▸ **Problem to solve**:
Retype the material word for word.

▸ **Material**:

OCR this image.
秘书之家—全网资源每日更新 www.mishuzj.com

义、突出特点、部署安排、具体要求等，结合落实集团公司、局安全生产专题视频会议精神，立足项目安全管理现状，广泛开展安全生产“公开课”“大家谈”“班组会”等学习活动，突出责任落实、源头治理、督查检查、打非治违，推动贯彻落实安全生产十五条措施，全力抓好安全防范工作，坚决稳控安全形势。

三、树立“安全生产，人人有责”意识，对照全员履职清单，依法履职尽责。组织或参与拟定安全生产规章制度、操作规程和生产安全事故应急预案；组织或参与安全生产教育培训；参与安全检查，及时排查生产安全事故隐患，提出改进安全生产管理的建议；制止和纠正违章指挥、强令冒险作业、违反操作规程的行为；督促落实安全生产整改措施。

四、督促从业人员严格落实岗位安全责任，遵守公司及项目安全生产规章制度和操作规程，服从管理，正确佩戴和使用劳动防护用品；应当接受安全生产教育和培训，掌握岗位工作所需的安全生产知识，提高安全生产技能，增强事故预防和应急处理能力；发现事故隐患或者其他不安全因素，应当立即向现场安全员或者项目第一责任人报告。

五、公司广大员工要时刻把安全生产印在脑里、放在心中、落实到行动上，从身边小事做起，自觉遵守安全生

▸ **Right answer**:
OCR this image.
秘书之家—全网资源每日更新 www.mishuzj.com

义、突出特点、部署安排、具体要求等，结合落实集团公司、局安全生产专题视频会议精神，立足项目安全管理现状，广泛开展安全生产“公开课”“大家谈”“班组会”等学习活动，突出责任落实、源头治理、督查检查、打非治违，推动贯彻落实安全生产十五条措施，全力抓好安全防范工作，坚决稳控安全形势。

三、树立“安全生产，人人有责”意识，对照全员履职清单，依法履职尽责。组织或参与拟定安全生产规章制度、操作规程和生产安全事故应急预案；组织或参与安全生产教育培训；参与安全检查，及时排查生产安全事故隐患，提出改进安全生产管理的建议；制止和纠正违章指挥、强令冒险作业、违反操作规程的行为；督促落实安全生产整改措施。

四、督促从业人员严格落实岗位安全责任，遵守公司及项目安全生产规章制度和操作规程，服从管理，正确佩戴和使用劳动防护用品；应当接受安全生产教育和培训，掌握岗位工作所需的安全生产知识，提高安全生产技能，增强事故预防和应急处理能力；发现事故隐患或者其他不安全因素，应当立即向现场安全员或者项目第一责任人报告。

五、公司广大员工要时刻把安全生产印在脑里、放在心中、落实到行动上，从身边小事做起，自觉遵守安全生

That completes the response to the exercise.